## WHAT IS EXPECTED
Please copy out everything from the line containing "- rebounds: 6: [409, 635, 427, 667]" down to the line containing "- header-rebounds[interactable]: 篮板: [378, 339, 458, 421]", including both, word for word.

## DATA ROWS
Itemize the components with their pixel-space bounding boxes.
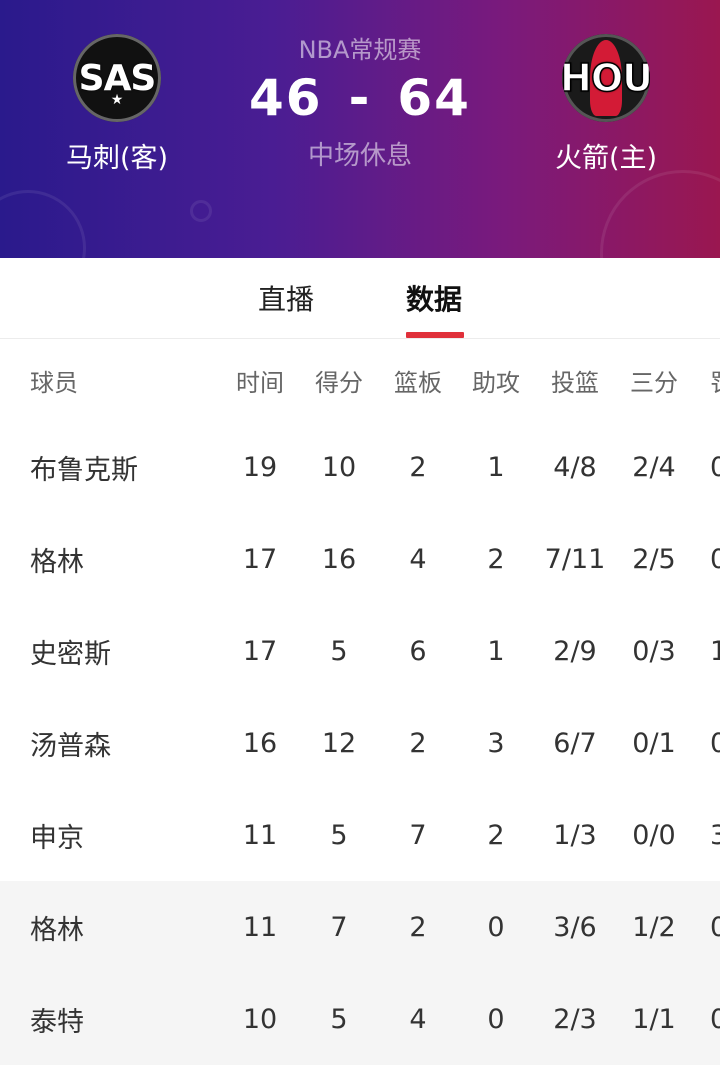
- rebounds: 6: [409, 635, 427, 667]
- rebounds: 2: [409, 451, 427, 483]
- assists: 1: [487, 451, 505, 483]
- field-goals: 3/6: [553, 911, 597, 943]
- rebounds: 2: [409, 911, 427, 943]
- game-status: 中场休息: [307, 141, 412, 171]
- points: 7: [330, 911, 348, 943]
- star-icon: ★: [110, 92, 124, 108]
- minutes: 19: [242, 451, 278, 483]
- away-team-name: 马刺(客): [65, 143, 169, 174]
- header-assists[interactable]: 助攻: [456, 339, 536, 421]
- decor-circle: [190, 200, 212, 222]
- header-rebounds[interactable]: 篮板: [378, 339, 458, 421]
- score: 46-64: [230, 69, 490, 127]
- assists: 1: [487, 635, 505, 667]
- player-name[interactable]: 申京: [30, 789, 210, 881]
- assists: 0: [487, 1003, 505, 1035]
- table-row[interactable]: 申京 11 5 7 2 1/3 0/0 3: [0, 789, 720, 881]
- assists: 0: [487, 911, 505, 943]
- game-header: SAS ★ 马刺(客) NBA常规赛 46-64 中场休息 HOU 火箭(主): [0, 0, 720, 258]
- player-name[interactable]: 格林: [30, 881, 210, 973]
- minutes: 11: [242, 819, 278, 851]
- field-goals: 7/11: [544, 543, 606, 575]
- three-pointers: 1/2: [632, 911, 676, 943]
- free-throws: 0: [710, 1003, 720, 1035]
- player-name[interactable]: 格林: [30, 513, 210, 605]
- spurs-logo-icon: SAS ★: [73, 34, 161, 122]
- rockets-logo-icon: HOU: [562, 34, 650, 122]
- table-row[interactable]: 格林 11 7 2 0 3/6 1/2 0: [0, 881, 720, 973]
- header-field-goals[interactable]: 投篮: [535, 339, 615, 421]
- scoreboard: NBA常规赛 46-64 中场休息: [230, 30, 490, 172]
- player-name[interactable]: 泰特: [30, 973, 210, 1065]
- header-free-throws[interactable]: 罚: [700, 339, 720, 421]
- league-label: NBA常规赛: [298, 36, 422, 64]
- three-pointers: 0/0: [632, 819, 676, 851]
- home-team-name: 火箭(主): [554, 143, 658, 174]
- points: 5: [330, 1003, 348, 1035]
- table-row[interactable]: 汤普森 16 12 2 3 6/7 0/1 0: [0, 697, 720, 789]
- minutes: 16: [242, 727, 278, 759]
- three-pointers: 1/1: [632, 1003, 676, 1035]
- free-throws: 0: [710, 543, 720, 575]
- field-goals: 6/7: [553, 727, 597, 759]
- home-team-abbr: HOU: [562, 55, 650, 101]
- away-team[interactable]: SAS ★ 马刺(客): [47, 34, 187, 175]
- points: 5: [330, 635, 348, 667]
- three-pointers: 2/4: [632, 451, 676, 483]
- points: 12: [321, 727, 357, 759]
- table-row[interactable]: 布鲁克斯 19 10 2 1 4/8 2/4 0: [0, 421, 720, 513]
- table-row[interactable]: 泰特 10 5 4 0 2/3 1/1 0: [0, 973, 720, 1065]
- player-stats-table: 球员 时间 得分 篮板 助攻 投篮 三分 罚 布鲁克斯 19 10 2 1 4/…: [0, 339, 720, 1065]
- points: 16: [321, 543, 357, 575]
- three-pointers: 0/3: [632, 635, 676, 667]
- field-goals: 2/3: [553, 1003, 597, 1035]
- free-throws: 3: [710, 819, 720, 851]
- minutes: 11: [242, 911, 278, 943]
- free-throws: 1: [710, 635, 720, 667]
- active-tab-indicator: [406, 332, 464, 338]
- points: 5: [330, 819, 348, 851]
- assists: 3: [487, 727, 505, 759]
- header-points[interactable]: 得分: [299, 339, 379, 421]
- table-header-row: 球员 时间 得分 篮板 助攻 投篮 三分 罚: [0, 339, 720, 421]
- decor-circle: [600, 170, 720, 258]
- header-minutes[interactable]: 时间: [220, 339, 300, 421]
- rebounds: 7: [409, 819, 427, 851]
- free-throws: 0: [710, 451, 720, 483]
- assists: 2: [487, 819, 505, 851]
- minutes: 17: [242, 543, 278, 575]
- away-score: 46: [249, 69, 323, 127]
- points: 10: [321, 451, 357, 483]
- minutes: 17: [242, 635, 278, 667]
- tab-stats[interactable]: 数据: [406, 278, 462, 318]
- decor-circle: [0, 190, 86, 258]
- free-throws: 0: [710, 911, 720, 943]
- free-throws: 0: [710, 727, 720, 759]
- player-name[interactable]: 史密斯: [30, 605, 210, 697]
- table-row[interactable]: 史密斯 17 5 6 1 2/9 0/3 1: [0, 605, 720, 697]
- home-team[interactable]: HOU 火箭(主): [536, 34, 676, 175]
- home-score: 64: [397, 69, 471, 127]
- player-name[interactable]: 布鲁克斯: [30, 421, 210, 513]
- header-three-pointers[interactable]: 三分: [614, 339, 694, 421]
- tab-live[interactable]: 直播: [258, 278, 314, 318]
- table-row[interactable]: 格林 17 16 4 2 7/11 2/5 0: [0, 513, 720, 605]
- assists: 2: [487, 543, 505, 575]
- header-player: 球员: [30, 368, 78, 397]
- field-goals: 4/8: [553, 451, 597, 483]
- three-pointers: 2/5: [632, 543, 676, 575]
- field-goals: 2/9: [553, 635, 597, 667]
- three-pointers: 0/1: [632, 727, 676, 759]
- tab-bar: 直播 数据: [0, 258, 720, 339]
- player-name[interactable]: 汤普森: [30, 697, 210, 789]
- rebounds: 2: [409, 727, 427, 759]
- field-goals: 1/3: [553, 819, 597, 851]
- score-separator: -: [348, 69, 372, 127]
- minutes: 10: [242, 1003, 278, 1035]
- rebounds: 4: [409, 1003, 427, 1035]
- rebounds: 4: [409, 543, 427, 575]
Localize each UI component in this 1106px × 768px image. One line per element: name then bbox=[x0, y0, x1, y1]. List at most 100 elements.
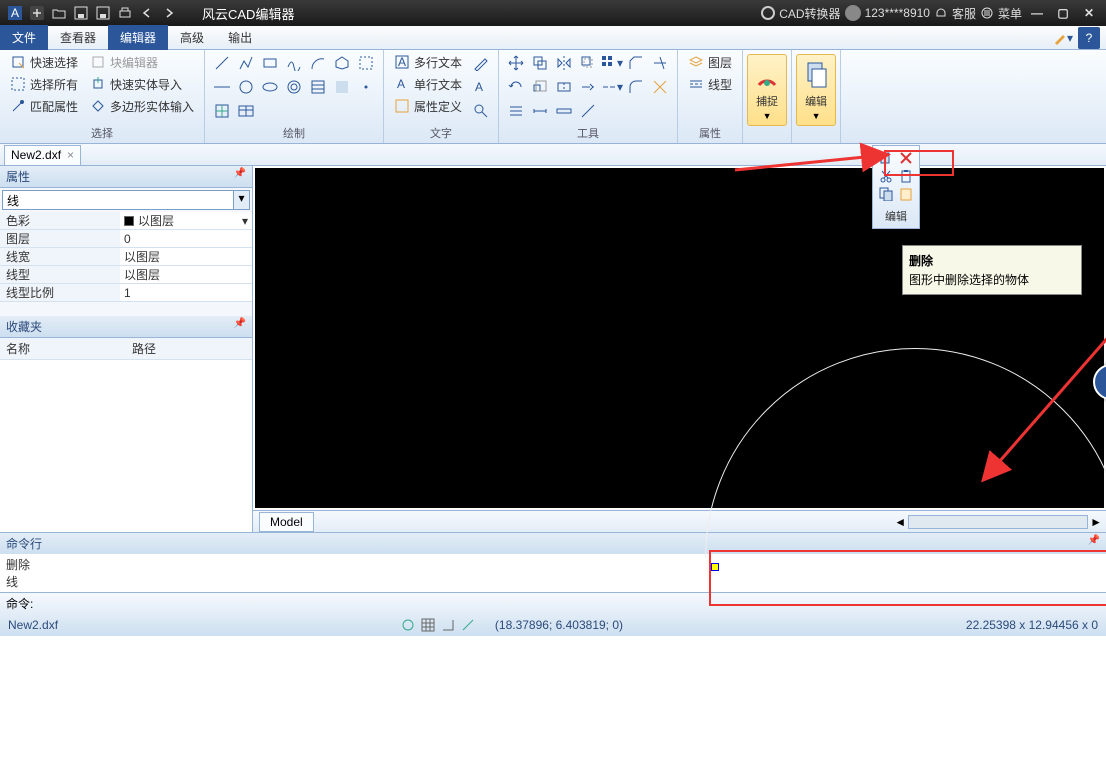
array-icon[interactable]: ▾ bbox=[601, 52, 623, 74]
colorbox-icon bbox=[124, 216, 134, 226]
svg-text:A: A bbox=[475, 80, 483, 94]
block-editor-button[interactable]: 块编辑器 bbox=[86, 52, 198, 72]
object-combo[interactable]: ▾ bbox=[2, 190, 250, 210]
dim-icon[interactable] bbox=[529, 100, 551, 122]
trim-icon[interactable] bbox=[649, 52, 671, 74]
ellipse-icon[interactable] bbox=[259, 76, 281, 98]
layer-button[interactable]: 图层 bbox=[684, 52, 736, 72]
maximize-button[interactable]: ▢ bbox=[1052, 6, 1074, 20]
status-mode-icons[interactable] bbox=[401, 618, 475, 632]
region-icon[interactable] bbox=[355, 52, 377, 74]
polygon-import-button[interactable]: 多边形实体输入 bbox=[86, 96, 198, 116]
text-style-icon[interactable]: A bbox=[470, 76, 492, 98]
menu-button[interactable]: 菜单 bbox=[980, 5, 1022, 22]
user-info[interactable]: 123****8910 bbox=[845, 5, 930, 21]
prop-value[interactable]: 以图层 bbox=[120, 248, 252, 265]
hatch-icon[interactable] bbox=[307, 76, 329, 98]
close-button[interactable]: ✕ bbox=[1078, 6, 1100, 20]
group-label-layer: 属性 bbox=[684, 123, 736, 143]
status-bar: New2.dxf (18.37896; 6.403819; 0) 22.2539… bbox=[0, 614, 1106, 636]
align-icon[interactable] bbox=[505, 100, 527, 122]
tab-advanced[interactable]: 高级 bbox=[168, 25, 216, 50]
new-icon[interactable] bbox=[28, 4, 46, 22]
move-icon[interactable] bbox=[505, 52, 527, 74]
pin-icon[interactable]: 📌 bbox=[234, 318, 246, 335]
pin-icon[interactable]: 📌 bbox=[234, 168, 246, 185]
group-select: 快速选择 选择所有 匹配属性 块编辑器 快速实体导入 多边形实体输入 选择 bbox=[0, 50, 205, 143]
extend-icon[interactable] bbox=[577, 76, 599, 98]
tab-file[interactable]: 文件 bbox=[0, 25, 48, 50]
close-tab-icon[interactable]: × bbox=[67, 148, 74, 162]
tab-viewer[interactable]: 查看器 bbox=[48, 25, 108, 50]
document-tab[interactable]: New2.dxf× bbox=[4, 145, 81, 165]
match-props-button[interactable]: 匹配属性 bbox=[6, 96, 82, 116]
style-icon[interactable]: ▾ bbox=[1052, 27, 1074, 49]
minimize-button[interactable]: — bbox=[1026, 6, 1048, 20]
help-icon[interactable]: ? bbox=[1078, 27, 1100, 49]
calc-icon[interactable] bbox=[577, 100, 599, 122]
fast-import-button[interactable]: 快速实体导入 bbox=[86, 74, 198, 94]
mtext-button[interactable]: A多行文本 bbox=[390, 52, 466, 72]
circle-icon[interactable] bbox=[235, 76, 257, 98]
undo-icon[interactable] bbox=[138, 4, 156, 22]
scale-icon[interactable] bbox=[529, 76, 551, 98]
tab-output[interactable]: 输出 bbox=[216, 25, 264, 50]
chevron-down-icon[interactable]: ▾ bbox=[233, 191, 249, 209]
table-icon[interactable] bbox=[235, 100, 257, 122]
offset-icon[interactable] bbox=[577, 52, 599, 74]
edit-button[interactable]: 编辑▼ bbox=[796, 54, 836, 126]
insert-icon[interactable] bbox=[211, 100, 233, 122]
prop-value[interactable]: 1 bbox=[120, 284, 252, 301]
group-snap: 捕捉▼ bbox=[743, 50, 792, 143]
drawing-canvas[interactable] bbox=[255, 168, 1104, 508]
linetype-button[interactable]: 线型 bbox=[684, 74, 736, 94]
polyline-icon[interactable] bbox=[235, 52, 257, 74]
tooltip-title: 删除 bbox=[909, 252, 1075, 269]
model-tab[interactable]: Model bbox=[259, 512, 314, 532]
object-input[interactable] bbox=[3, 191, 233, 209]
arc-icon[interactable] bbox=[307, 52, 329, 74]
prop-name: 线型比例 bbox=[0, 284, 120, 301]
stretch-icon[interactable] bbox=[553, 76, 575, 98]
point-icon[interactable] bbox=[355, 76, 377, 98]
prop-value[interactable]: 0 bbox=[120, 230, 252, 247]
mirror-icon[interactable] bbox=[553, 52, 575, 74]
stext-button[interactable]: A单行文本 bbox=[390, 74, 466, 94]
snap-button[interactable]: 捕捉▼ bbox=[747, 54, 787, 126]
fillet-icon[interactable] bbox=[625, 76, 647, 98]
prop-value[interactable]: 以图层 bbox=[120, 266, 252, 283]
saveas-icon[interactable] bbox=[94, 4, 112, 22]
print-icon[interactable] bbox=[116, 4, 134, 22]
line-icon[interactable] bbox=[211, 52, 233, 74]
donut-icon[interactable] bbox=[283, 76, 305, 98]
rect-icon[interactable] bbox=[259, 52, 281, 74]
tab-editor[interactable]: 编辑器 bbox=[108, 25, 168, 50]
app-title: 风云CAD编辑器 bbox=[202, 4, 294, 23]
measure-icon[interactable] bbox=[553, 100, 575, 122]
floating-button[interactable] bbox=[1093, 364, 1106, 400]
copy-icon[interactable] bbox=[529, 52, 551, 74]
open-icon[interactable] bbox=[50, 4, 68, 22]
edit-text-icon[interactable] bbox=[470, 52, 492, 74]
svg-text:A: A bbox=[11, 6, 19, 20]
redo-icon[interactable] bbox=[160, 4, 178, 22]
attdef-button[interactable]: 属性定义 bbox=[390, 96, 466, 116]
paste-special-icon[interactable] bbox=[898, 186, 914, 202]
save-icon[interactable] bbox=[72, 4, 90, 22]
quick-select-button[interactable]: 快速选择 bbox=[6, 52, 82, 72]
rotate-icon[interactable] bbox=[505, 76, 527, 98]
convert-button[interactable]: CAD转换器 bbox=[761, 5, 840, 22]
copy2-icon[interactable] bbox=[878, 186, 894, 202]
explode-icon[interactable] bbox=[649, 76, 671, 98]
spline-icon[interactable] bbox=[283, 52, 305, 74]
xline-icon[interactable] bbox=[211, 76, 233, 98]
break-icon[interactable]: ▾ bbox=[601, 76, 623, 98]
select-all-button[interactable]: 选择所有 bbox=[6, 74, 82, 94]
service-button[interactable]: 客服 bbox=[934, 5, 976, 22]
chamfer-icon[interactable] bbox=[625, 52, 647, 74]
prop-value-color[interactable]: 以图层▾ bbox=[120, 212, 252, 229]
find-text-icon[interactable] bbox=[470, 100, 492, 122]
block-icon[interactable] bbox=[331, 76, 353, 98]
polygon-icon[interactable] bbox=[331, 52, 353, 74]
favorites-header: 收藏夹📌 bbox=[0, 316, 252, 338]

## OUTPUT FOR THIS EXERCISE
- rebounds: 6: [409, 635, 427, 667]
- rebounds: 2: [409, 451, 427, 483]
- assists: 1: [487, 451, 505, 483]
- field-goals: 3/6: [553, 911, 597, 943]
- rebounds: 2: [409, 911, 427, 943]
- game-status: 中场休息: [307, 141, 412, 171]
- points: 7: [330, 911, 348, 943]
- star-icon: ★: [110, 92, 124, 108]
- minutes: 19: [242, 451, 278, 483]
- away-team-name: 马刺(客): [65, 143, 169, 174]
- header-assists[interactable]: 助攻: [456, 339, 536, 421]
- decor-circle: [190, 200, 212, 222]
- header-rebounds[interactable]: 篮板: [378, 339, 458, 421]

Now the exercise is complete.